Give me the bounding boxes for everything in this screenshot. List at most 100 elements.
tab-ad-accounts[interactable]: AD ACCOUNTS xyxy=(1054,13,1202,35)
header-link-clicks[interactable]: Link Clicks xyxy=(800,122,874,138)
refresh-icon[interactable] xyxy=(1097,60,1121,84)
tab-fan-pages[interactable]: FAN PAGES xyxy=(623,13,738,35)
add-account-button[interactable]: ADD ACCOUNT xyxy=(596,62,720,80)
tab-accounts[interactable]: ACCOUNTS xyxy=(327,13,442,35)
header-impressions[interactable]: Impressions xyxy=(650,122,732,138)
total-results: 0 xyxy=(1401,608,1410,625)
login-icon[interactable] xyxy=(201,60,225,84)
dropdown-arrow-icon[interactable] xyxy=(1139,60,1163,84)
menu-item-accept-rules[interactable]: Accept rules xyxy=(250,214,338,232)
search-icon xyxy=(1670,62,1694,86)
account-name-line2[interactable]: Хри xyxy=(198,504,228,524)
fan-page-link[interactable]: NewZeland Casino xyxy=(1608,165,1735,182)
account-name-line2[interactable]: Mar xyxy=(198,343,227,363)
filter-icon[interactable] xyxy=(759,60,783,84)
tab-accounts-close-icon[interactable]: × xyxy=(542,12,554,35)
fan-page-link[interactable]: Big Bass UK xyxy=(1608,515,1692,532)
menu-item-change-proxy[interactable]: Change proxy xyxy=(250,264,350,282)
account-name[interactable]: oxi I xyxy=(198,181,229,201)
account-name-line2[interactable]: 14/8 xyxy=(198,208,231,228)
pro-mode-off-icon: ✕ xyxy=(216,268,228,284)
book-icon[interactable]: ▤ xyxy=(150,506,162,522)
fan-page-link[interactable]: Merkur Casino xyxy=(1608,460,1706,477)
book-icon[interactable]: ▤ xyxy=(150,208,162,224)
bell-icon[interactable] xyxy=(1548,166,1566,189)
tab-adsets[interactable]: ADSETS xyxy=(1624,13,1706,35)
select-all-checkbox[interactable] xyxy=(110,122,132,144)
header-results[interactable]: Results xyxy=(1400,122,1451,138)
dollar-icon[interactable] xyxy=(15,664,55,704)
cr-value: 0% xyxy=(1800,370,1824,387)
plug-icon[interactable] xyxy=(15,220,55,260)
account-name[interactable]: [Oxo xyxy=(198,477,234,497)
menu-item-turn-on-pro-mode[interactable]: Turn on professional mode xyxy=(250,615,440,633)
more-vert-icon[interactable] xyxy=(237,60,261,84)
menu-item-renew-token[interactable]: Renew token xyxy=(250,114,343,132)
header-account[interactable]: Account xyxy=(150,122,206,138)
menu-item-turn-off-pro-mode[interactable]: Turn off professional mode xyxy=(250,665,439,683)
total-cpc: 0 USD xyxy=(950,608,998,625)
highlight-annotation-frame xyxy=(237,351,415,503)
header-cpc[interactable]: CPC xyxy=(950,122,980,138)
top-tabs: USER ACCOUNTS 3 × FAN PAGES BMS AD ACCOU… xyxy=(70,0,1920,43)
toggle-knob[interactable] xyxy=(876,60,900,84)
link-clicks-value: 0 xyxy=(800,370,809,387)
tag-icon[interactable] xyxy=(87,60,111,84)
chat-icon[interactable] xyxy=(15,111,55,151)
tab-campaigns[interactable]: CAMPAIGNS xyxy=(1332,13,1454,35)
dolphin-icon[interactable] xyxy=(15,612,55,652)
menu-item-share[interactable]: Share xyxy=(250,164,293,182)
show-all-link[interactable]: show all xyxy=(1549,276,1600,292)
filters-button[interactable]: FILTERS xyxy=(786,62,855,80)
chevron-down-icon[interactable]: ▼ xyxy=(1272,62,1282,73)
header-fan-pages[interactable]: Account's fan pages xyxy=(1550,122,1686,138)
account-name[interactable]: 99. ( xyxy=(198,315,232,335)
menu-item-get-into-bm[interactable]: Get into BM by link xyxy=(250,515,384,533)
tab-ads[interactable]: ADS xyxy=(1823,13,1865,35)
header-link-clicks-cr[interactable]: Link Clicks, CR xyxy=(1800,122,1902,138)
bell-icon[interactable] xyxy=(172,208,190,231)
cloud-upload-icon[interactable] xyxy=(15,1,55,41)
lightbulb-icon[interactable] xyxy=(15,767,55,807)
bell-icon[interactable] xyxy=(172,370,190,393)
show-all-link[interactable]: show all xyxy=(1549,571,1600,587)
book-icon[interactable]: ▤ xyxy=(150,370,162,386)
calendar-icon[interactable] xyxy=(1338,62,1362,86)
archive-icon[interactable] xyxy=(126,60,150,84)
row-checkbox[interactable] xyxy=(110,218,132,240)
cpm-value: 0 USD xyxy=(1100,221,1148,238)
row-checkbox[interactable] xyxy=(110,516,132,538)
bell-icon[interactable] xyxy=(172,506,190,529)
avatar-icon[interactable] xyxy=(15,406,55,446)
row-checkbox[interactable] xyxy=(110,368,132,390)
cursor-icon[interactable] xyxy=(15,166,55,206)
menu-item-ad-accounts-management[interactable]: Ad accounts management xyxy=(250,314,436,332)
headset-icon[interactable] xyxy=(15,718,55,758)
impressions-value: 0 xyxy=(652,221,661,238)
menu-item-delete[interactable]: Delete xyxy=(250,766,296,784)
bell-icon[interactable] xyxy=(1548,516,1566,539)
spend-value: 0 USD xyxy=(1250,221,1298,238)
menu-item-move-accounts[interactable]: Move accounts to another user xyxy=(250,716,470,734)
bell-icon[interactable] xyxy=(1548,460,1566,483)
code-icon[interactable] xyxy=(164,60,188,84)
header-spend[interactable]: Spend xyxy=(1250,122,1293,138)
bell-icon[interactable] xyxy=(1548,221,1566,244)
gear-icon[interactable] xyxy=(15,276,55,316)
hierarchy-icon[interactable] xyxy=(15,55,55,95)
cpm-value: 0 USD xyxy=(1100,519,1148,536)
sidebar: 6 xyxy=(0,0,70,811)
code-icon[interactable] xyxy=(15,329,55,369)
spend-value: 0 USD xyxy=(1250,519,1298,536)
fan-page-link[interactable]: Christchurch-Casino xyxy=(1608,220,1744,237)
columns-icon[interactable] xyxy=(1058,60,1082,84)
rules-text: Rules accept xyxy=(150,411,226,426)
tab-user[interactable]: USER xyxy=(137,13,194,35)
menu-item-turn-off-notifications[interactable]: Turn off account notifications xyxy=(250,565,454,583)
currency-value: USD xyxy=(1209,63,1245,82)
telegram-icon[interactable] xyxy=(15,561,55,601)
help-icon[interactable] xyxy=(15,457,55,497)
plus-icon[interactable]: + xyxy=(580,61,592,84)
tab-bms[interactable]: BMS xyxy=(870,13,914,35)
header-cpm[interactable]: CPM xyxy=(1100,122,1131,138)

+ + + + + + +

**REQUIRED TASK**
Rewrite the material above as a JSON array of strings, one string for each line, leaving out any blank lines.

**EXERCISE ANSWER**
[
  "Give me the bounding boxes for everything in this screenshot. List at most 100 elements.",
  "tab-ad-accounts[interactable]: AD ACCOUNTS xyxy=(1054,13,1202,35)",
  "header-link-clicks[interactable]: Link Clicks xyxy=(800,122,874,138)",
  "refresh-icon[interactable] xyxy=(1097,60,1121,84)",
  "tab-fan-pages[interactable]: FAN PAGES xyxy=(623,13,738,35)",
  "add-account-button[interactable]: ADD ACCOUNT xyxy=(596,62,720,80)",
  "tab-accounts[interactable]: ACCOUNTS xyxy=(327,13,442,35)",
  "header-impressions[interactable]: Impressions xyxy=(650,122,732,138)",
  "total-results: 0 xyxy=(1401,608,1410,625)",
  "login-icon[interactable] xyxy=(201,60,225,84)",
  "dropdown-arrow-icon[interactable] xyxy=(1139,60,1163,84)",
  "menu-item-accept-rules[interactable]: Accept rules xyxy=(250,214,338,232)",
  "search-icon xyxy=(1670,62,1694,86)",
  "account-name-line2[interactable]: Хри xyxy=(198,504,228,524)",
  "fan-page-link[interactable]: NewZeland Casino xyxy=(1608,165,1735,182)",
  "account-name-line2[interactable]: Mar xyxy=(198,343,227,363)",
  "filter-icon[interactable] xyxy=(759,60,783,84)",
  "tab-accounts-close-icon[interactable]: × xyxy=(542,12,554,35)",
  "fan-page-link[interactable]: Big Bass UK xyxy=(1608,515,1692,532)",
  "menu-item-change-proxy[interactable]: Change proxy xyxy=(250,264,350,282)",
  "account-name[interactable]: oxi I xyxy=(198,181,229,201)",
  "account-name-line2[interactable]: 14/8 xyxy=(198,208,231,228)",
  "pro-mode-off-icon: ✕ xyxy=(216,268,228,284)",
  "book-icon[interactable]: ▤ xyxy=(150,506,162,522)",
  "fan-page-link[interactable]: Merkur Casino xyxy=(1608,460,1706,477)",
  "book-icon[interactable]: ▤ xyxy=(150,208,162,224)",
  "bell-icon[interactable] xyxy=(1548,166,1566,189)",
  "tab-adsets[interactable]: ADSETS xyxy=(1624,13,1706,35)",
  "select-all-checkbox[interactable] xyxy=(110,122,132,144)",
  "header-results[interactable]: Results xyxy=(1400,122,1451,138)",
  "dollar-icon[interactable] xyxy=(15,664,55,704)",
  "cr-value: 0% xyxy=(1800,370,1824,387)",
  "plug-icon[interactable] xyxy=(15,220,55,260)",
  "account-name[interactable]: [Oxo xyxy=(198,477,234,497)",
  "menu-item-turn-on-pro-mode[interactable]: Turn on professional mode xyxy=(250,615,440,633)",
  "more-vert-icon[interactable] xyxy=(237,60,261,84)",
  "menu-item-renew-token[interactable]: Renew token xyxy=(250,114,343,132)",
  "header-account[interactable]: Account xyxy=(150,122,206,138)",
  "menu-item-turn-off-pro-mode[interactable]: Turn off professional mode xyxy=(250,665,439,683)",
  "total-cpc: 0 USD xyxy=(950,608,998,625)",
  "highlight-annotation-frame xyxy=(237,351,415,503)",
  "header-cpc[interactable]: CPC xyxy=(950,122,980,138)",
  "top-tabs: USER ACCOUNTS 3 × FAN PAGES BMS AD ACCOU… xyxy=(70,0,1920,43)",
  "toggle-knob[interactable] xyxy=(876,60,900,84)",
  "link-clicks-value: 0 xyxy=(800,370,809,387)",
  "tag-icon[interactable] xyxy=(87,60,111,84)",
  "chat-icon[interactable] xyxy=(15,111,55,151)",
  "tab-campaigns[interactable]: CAMPAIGNS xyxy=(1332,13,1454,35)",
  "dolphin-icon[interactable] xyxy=(15,612,55,652)",
  "menu-item-share[interactable]: Share xyxy=(250,164,293,182)",
  "show-all-link[interactable]: show all xyxy=(1549,276,1600,292)",
  "filters-button[interactable]: FILTERS xyxy=(786,62,855,80)",
  "chevron-down-icon[interactable]: ▼ xyxy=(1272,62,1282,73)",
  "header-fan-pages[interactable]: Account's fan pages xyxy=(1550,122,1686,138)",
  "account-name[interactable]: 99. ( xyxy=(198,315,232,335)",
  "menu-item-get-into-bm[interactable]: Get into BM by link xyxy=(250,515,384,533)",
  "tab-ads[interactable]: ADS xyxy=(1823,13,1865,35)",
  "header-link-clicks-cr[interactable]: Link Clicks, CR xyxy=(1800,122,1902,138)",
  "bell-icon[interactable] xyxy=(172,208,190,231)",
  "cloud-upload-icon[interactable] xyxy=(15,1,55,41)",
  "lightbulb-icon[interactable] xyxy=(15,767,55,807)",
  "bell-icon[interactable] xyxy=(172,370,190,393)",
  "show-all-link[interactable]: show all xyxy=(1549,571,1600,587)",
  "book-icon[interactable]: ▤ xyxy=(150,370,162,386)",
  "calendar-icon[interactable] xyxy=(1338,62,1362,86)",
  "archive-icon[interactable] xyxy=(126,60,150,84)",
  "row-checkbox[interactable] xyxy=(110,218,132,240)",
  "cpm-value: 0 USD xyxy=(1100,221,1148,238)",
  "row-checkbox[interactable] xyxy=(110,516,132,538)",
  "bell-icon[interactable] xyxy=(172,506,190,529)",
  "avatar-icon[interactable] xyxy=(15,406,55,446)",
  "row-checkbox[interactable] xyxy=(110,368,132,390)",
  "cursor-icon[interactable] xyxy=(15,166,55,206)",
  "menu-item-ad-accounts-management[interactable]: Ad accounts management xyxy=(250,314,436,332)",
  "headset-icon[interactable] xyxy=(15,718,55,758)",
  "impressions-value: 0 xyxy=(652,221,661,238)",
  "menu-item-delete[interactable]: Delete xyxy=(250,766,296,784)",
  "bell-icon[interactable] xyxy=(1548,516,1566,539)",
  "spend-value: 0 USD xyxy=(1250,221,1298,238)",
  "menu-item-move-accounts[interactable]: Move accounts to another user xyxy=(250,716,470,734)",
  "bell-icon[interactable] xyxy=(1548,460,1566,483)",
  "code-icon[interactable] xyxy=(164,60,188,84)",
  "header-spend[interactable]: Spend xyxy=(1250,122,1293,138)",
  "bell-icon[interactable] xyxy=(1548,221,1566,244)",
  "gear-icon[interactable] xyxy=(15,276,55,316)",
  "hierarchy-icon[interactable] xyxy=(15,55,55,95)",
  "cpm-value: 0 USD xyxy=(1100,519,1148,536)",
  "sidebar: 6 xyxy=(0,0,70,811)",
  "code-icon[interactable] xyxy=(15,329,55,369)",
  "spend-value: 0 USD xyxy=(1250,519,1298,536)",
  "fan-page-link[interactable]: Christchurch-Casino xyxy=(1608,220,1744,237)",
  "columns-icon[interactable] xyxy=(1058,60,1082,84)",
  "rules-text: Rules accept xyxy=(150,411,226,426)",
  "tab-user[interactable]: USER xyxy=(137,13,194,35)",
  "menu-item-turn-off-notifications[interactable]: Turn off account notifications xyxy=(250,565,454,583)",
  "currency-value: USD xyxy=(1209,63,1245,82)",
  "telegram-icon[interactable] xyxy=(15,561,55,601)",
  "help-icon[interactable] xyxy=(15,457,55,497)",
  "plus-icon[interactable]: + xyxy=(580,61,592,84)",
  "tab-bms[interactable]: BMS xyxy=(870,13,914,35)",
  "header-cpm[interactable]: CPM xyxy=(1100,122,1131,138)"
]